### EXERCISE BRIEF
Filter for the word "this" and keep each matching line.

..............................

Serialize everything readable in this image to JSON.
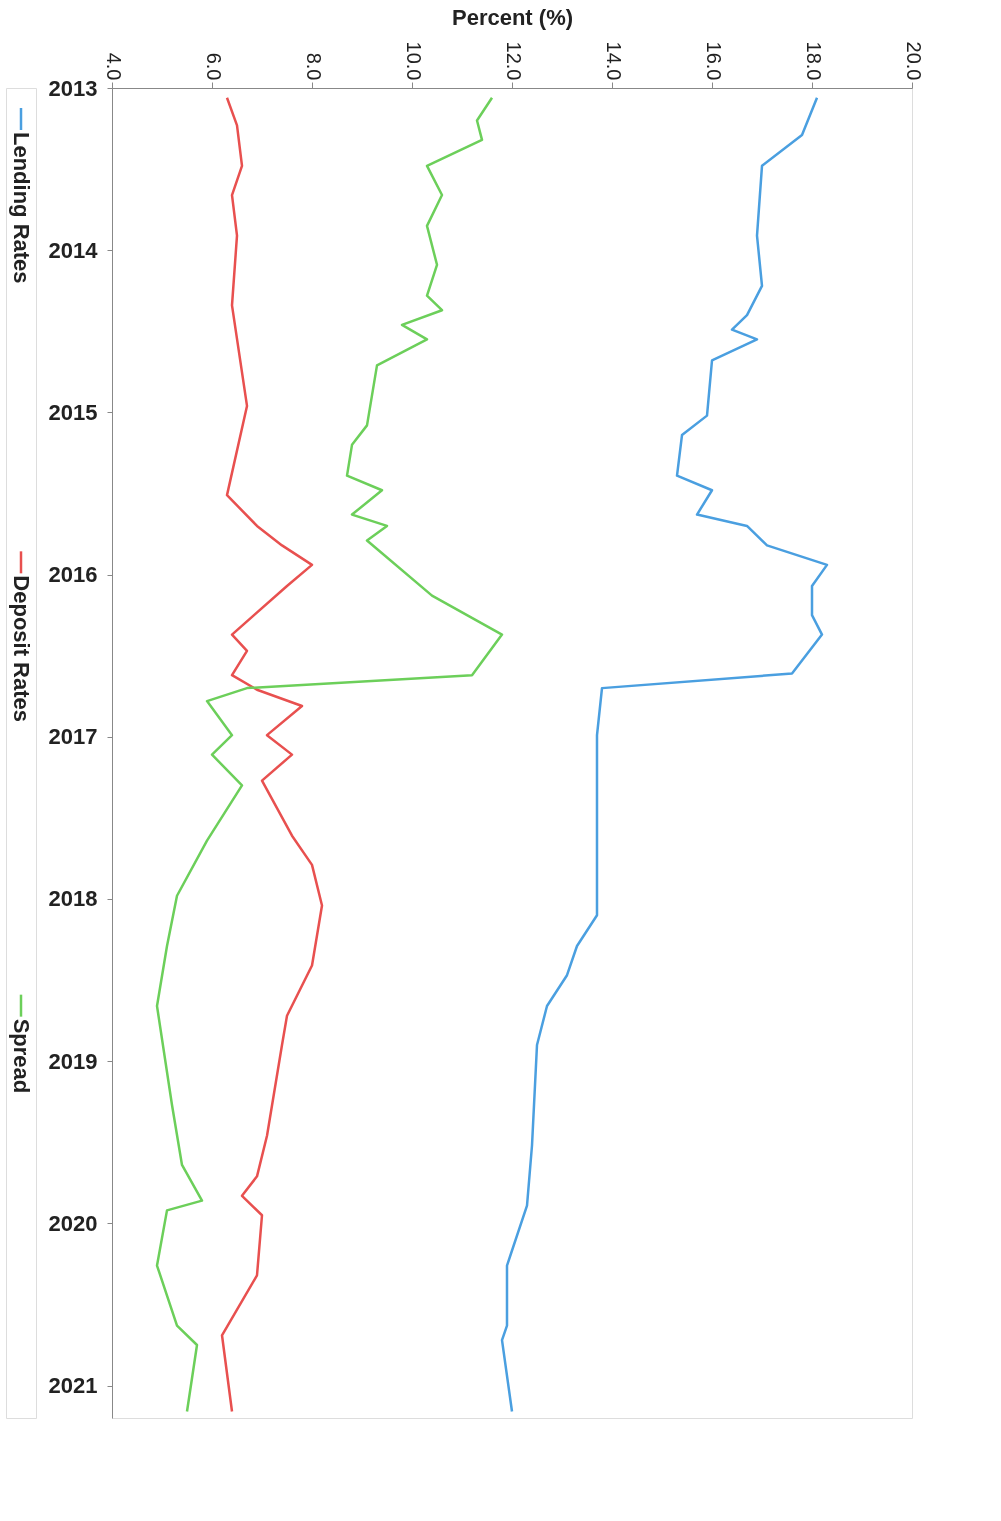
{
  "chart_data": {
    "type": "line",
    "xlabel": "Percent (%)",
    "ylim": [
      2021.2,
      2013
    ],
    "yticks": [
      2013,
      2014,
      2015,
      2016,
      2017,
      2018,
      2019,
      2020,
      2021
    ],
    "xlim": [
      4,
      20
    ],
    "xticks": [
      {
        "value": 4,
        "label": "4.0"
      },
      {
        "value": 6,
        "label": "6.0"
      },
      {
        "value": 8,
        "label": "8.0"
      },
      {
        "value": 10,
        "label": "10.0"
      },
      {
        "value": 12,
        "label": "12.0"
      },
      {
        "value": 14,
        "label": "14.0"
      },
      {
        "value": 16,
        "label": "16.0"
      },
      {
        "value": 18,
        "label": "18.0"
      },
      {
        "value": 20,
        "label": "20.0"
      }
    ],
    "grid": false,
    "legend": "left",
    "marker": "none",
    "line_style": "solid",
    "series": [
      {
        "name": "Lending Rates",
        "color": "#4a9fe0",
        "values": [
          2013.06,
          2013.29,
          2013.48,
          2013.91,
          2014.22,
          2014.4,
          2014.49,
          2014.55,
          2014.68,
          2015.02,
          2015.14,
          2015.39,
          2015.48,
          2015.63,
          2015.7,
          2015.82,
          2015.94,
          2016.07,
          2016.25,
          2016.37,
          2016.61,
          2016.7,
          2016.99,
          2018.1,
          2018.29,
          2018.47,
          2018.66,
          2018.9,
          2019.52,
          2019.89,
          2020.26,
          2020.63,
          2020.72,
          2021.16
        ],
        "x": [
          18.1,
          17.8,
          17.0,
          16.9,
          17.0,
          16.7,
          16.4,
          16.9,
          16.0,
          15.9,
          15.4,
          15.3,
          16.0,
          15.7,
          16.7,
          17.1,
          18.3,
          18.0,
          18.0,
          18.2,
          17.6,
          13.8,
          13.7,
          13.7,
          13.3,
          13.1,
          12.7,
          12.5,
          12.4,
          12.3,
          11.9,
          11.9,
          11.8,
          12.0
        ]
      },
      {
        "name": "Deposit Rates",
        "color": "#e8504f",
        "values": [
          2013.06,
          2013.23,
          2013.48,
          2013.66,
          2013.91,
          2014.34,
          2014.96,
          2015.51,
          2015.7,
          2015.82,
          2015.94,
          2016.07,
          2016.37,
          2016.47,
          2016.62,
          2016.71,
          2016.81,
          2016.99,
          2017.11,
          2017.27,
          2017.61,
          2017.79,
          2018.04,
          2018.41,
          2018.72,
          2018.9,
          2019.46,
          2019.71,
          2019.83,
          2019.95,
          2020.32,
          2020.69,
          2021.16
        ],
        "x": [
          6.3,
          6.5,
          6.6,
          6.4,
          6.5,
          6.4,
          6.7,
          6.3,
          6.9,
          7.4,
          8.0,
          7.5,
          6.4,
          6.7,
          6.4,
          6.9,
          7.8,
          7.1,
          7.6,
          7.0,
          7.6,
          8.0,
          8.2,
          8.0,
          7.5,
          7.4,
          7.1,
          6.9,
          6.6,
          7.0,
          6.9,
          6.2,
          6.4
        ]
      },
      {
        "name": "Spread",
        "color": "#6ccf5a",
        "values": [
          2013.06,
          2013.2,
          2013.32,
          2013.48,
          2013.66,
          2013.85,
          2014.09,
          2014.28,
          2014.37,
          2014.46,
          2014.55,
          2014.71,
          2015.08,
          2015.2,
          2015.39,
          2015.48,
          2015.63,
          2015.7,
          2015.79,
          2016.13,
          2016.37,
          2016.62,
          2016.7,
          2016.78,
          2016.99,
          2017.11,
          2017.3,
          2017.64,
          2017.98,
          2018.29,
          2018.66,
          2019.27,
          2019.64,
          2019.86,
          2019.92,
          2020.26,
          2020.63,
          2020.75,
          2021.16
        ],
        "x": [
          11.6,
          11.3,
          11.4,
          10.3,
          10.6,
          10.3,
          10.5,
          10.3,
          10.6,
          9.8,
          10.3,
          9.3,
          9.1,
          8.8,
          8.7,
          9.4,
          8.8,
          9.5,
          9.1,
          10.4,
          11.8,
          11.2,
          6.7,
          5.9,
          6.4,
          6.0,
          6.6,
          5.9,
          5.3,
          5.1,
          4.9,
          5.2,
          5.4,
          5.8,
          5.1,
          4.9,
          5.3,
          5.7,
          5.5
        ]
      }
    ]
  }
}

..............................

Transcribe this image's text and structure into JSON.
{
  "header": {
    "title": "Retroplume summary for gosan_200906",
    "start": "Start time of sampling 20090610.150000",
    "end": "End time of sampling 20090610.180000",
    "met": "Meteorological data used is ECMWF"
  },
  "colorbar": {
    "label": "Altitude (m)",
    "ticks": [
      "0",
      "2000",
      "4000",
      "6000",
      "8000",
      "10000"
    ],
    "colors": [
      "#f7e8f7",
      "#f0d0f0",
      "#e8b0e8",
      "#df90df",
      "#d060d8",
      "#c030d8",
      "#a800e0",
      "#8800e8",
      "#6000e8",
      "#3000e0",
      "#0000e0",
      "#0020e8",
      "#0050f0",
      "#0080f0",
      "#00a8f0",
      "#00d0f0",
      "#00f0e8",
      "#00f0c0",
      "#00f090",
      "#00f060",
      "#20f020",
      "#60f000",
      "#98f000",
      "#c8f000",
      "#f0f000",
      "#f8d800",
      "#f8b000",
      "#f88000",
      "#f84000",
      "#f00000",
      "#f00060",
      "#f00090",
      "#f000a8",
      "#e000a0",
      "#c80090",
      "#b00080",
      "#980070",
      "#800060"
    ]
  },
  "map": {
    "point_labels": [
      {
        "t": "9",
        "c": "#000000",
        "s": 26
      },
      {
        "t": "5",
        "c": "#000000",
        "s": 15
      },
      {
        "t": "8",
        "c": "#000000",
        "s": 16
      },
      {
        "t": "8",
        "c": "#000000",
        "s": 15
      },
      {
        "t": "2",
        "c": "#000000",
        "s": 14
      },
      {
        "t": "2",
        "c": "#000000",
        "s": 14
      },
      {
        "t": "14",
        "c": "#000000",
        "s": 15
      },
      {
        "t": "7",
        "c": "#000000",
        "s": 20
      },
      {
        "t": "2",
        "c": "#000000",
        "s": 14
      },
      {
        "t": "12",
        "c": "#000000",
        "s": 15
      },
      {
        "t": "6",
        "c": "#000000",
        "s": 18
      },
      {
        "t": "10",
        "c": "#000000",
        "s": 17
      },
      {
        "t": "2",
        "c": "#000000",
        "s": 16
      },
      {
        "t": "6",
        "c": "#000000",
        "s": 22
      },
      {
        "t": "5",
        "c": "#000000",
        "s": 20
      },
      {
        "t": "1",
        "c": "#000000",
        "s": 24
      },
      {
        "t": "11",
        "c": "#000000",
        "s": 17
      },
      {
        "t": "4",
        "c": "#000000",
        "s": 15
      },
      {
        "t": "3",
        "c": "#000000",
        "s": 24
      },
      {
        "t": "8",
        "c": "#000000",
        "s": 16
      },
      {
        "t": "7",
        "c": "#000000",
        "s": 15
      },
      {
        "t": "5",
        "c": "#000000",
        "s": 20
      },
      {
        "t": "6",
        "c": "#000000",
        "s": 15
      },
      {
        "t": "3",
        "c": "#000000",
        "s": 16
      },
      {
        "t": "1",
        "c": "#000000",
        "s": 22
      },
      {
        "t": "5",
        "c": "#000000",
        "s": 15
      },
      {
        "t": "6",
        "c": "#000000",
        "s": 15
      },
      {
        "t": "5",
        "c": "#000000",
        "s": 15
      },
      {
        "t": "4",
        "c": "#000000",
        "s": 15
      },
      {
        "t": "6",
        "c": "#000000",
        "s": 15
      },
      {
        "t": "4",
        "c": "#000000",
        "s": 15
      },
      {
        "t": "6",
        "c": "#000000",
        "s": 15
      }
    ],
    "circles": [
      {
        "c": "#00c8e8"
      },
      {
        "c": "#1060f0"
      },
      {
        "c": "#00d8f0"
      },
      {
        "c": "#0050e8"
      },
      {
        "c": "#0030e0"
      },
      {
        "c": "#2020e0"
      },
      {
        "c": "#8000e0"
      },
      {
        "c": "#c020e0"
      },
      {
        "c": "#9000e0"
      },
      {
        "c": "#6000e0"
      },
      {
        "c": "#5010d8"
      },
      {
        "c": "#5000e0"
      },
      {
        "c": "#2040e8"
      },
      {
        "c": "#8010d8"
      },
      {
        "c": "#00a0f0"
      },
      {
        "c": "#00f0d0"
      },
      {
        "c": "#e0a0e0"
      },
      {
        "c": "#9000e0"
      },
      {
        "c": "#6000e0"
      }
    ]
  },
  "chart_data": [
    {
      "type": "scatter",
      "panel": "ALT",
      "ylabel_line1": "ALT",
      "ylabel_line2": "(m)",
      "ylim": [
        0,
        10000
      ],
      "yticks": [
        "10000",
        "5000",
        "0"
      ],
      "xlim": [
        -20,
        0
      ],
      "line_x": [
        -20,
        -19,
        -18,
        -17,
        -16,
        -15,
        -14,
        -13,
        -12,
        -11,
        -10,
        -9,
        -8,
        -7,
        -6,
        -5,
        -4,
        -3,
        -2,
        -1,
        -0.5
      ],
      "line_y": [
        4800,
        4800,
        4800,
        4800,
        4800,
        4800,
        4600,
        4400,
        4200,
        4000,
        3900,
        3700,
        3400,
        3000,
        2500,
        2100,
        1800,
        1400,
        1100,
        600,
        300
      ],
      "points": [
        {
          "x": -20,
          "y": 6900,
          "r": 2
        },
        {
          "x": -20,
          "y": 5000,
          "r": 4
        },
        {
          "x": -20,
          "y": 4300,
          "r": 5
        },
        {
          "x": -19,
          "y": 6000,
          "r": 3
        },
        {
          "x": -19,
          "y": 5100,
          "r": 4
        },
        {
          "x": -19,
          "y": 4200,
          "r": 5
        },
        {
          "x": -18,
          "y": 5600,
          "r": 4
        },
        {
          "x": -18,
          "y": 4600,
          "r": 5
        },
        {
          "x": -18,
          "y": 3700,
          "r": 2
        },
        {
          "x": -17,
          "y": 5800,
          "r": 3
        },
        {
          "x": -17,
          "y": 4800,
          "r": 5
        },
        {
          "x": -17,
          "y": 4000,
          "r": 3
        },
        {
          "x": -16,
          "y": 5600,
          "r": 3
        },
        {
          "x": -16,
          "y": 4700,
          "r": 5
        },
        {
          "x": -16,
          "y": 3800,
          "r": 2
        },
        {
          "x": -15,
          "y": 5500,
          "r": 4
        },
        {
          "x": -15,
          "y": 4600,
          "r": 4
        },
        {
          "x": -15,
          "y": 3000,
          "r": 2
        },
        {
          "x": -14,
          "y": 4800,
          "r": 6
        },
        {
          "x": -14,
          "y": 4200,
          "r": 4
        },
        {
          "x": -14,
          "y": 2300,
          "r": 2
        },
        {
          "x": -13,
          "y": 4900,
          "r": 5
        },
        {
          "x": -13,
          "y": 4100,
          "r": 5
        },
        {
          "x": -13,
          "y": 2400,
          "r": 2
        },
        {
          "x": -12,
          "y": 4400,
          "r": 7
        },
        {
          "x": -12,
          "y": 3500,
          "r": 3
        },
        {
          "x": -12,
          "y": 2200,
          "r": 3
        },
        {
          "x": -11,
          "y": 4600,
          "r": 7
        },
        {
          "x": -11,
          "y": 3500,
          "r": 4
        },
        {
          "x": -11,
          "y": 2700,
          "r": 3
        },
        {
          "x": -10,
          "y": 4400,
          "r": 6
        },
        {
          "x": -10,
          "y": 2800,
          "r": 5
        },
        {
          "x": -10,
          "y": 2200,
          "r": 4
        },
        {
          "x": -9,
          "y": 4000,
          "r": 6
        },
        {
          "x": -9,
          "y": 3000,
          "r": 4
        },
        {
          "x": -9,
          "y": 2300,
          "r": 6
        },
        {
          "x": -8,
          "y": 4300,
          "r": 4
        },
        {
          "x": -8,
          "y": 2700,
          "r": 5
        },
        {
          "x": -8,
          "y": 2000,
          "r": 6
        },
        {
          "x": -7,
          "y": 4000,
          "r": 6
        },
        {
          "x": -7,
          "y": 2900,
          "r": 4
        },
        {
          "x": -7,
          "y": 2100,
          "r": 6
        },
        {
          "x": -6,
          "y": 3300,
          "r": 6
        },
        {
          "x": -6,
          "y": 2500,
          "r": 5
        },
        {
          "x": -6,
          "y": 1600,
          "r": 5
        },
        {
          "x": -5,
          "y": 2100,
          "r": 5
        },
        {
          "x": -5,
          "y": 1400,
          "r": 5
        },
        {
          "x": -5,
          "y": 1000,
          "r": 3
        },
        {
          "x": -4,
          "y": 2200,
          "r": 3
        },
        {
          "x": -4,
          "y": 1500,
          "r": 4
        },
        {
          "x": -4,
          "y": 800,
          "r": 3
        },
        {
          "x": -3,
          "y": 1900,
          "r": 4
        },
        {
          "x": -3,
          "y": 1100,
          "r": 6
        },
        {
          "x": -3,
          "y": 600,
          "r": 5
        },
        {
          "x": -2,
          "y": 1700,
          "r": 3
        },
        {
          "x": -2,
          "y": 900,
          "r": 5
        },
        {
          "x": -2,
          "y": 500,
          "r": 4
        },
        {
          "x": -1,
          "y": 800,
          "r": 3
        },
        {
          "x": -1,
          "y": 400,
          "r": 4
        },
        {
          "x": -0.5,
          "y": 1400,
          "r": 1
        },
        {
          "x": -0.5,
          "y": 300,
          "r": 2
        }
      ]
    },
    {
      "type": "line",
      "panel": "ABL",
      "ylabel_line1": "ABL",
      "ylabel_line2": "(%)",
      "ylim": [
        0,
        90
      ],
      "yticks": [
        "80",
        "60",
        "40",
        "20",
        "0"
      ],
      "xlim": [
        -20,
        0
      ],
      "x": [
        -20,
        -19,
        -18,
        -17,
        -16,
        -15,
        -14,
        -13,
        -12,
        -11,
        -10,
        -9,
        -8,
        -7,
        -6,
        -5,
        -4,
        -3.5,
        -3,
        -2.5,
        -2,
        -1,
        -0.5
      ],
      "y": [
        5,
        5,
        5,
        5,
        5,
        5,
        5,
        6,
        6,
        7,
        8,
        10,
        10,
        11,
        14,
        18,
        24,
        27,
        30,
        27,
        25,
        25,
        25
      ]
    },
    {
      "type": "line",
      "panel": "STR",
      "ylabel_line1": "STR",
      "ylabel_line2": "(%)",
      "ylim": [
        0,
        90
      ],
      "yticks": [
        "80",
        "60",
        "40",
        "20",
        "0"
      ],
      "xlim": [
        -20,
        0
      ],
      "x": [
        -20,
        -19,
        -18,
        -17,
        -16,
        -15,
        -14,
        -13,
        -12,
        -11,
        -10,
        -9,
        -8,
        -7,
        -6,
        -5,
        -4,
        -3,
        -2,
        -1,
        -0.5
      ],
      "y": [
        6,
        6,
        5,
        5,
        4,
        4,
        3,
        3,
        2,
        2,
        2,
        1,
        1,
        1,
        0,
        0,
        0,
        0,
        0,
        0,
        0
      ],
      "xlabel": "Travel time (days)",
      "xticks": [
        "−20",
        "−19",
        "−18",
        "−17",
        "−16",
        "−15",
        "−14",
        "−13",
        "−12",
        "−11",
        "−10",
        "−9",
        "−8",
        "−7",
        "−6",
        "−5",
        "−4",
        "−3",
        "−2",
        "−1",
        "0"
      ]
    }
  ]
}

..............................

### WRITTEN RESPONSE
Serialize everything readable in this image to JSON.
Transcribe this image's text and structure into JSON.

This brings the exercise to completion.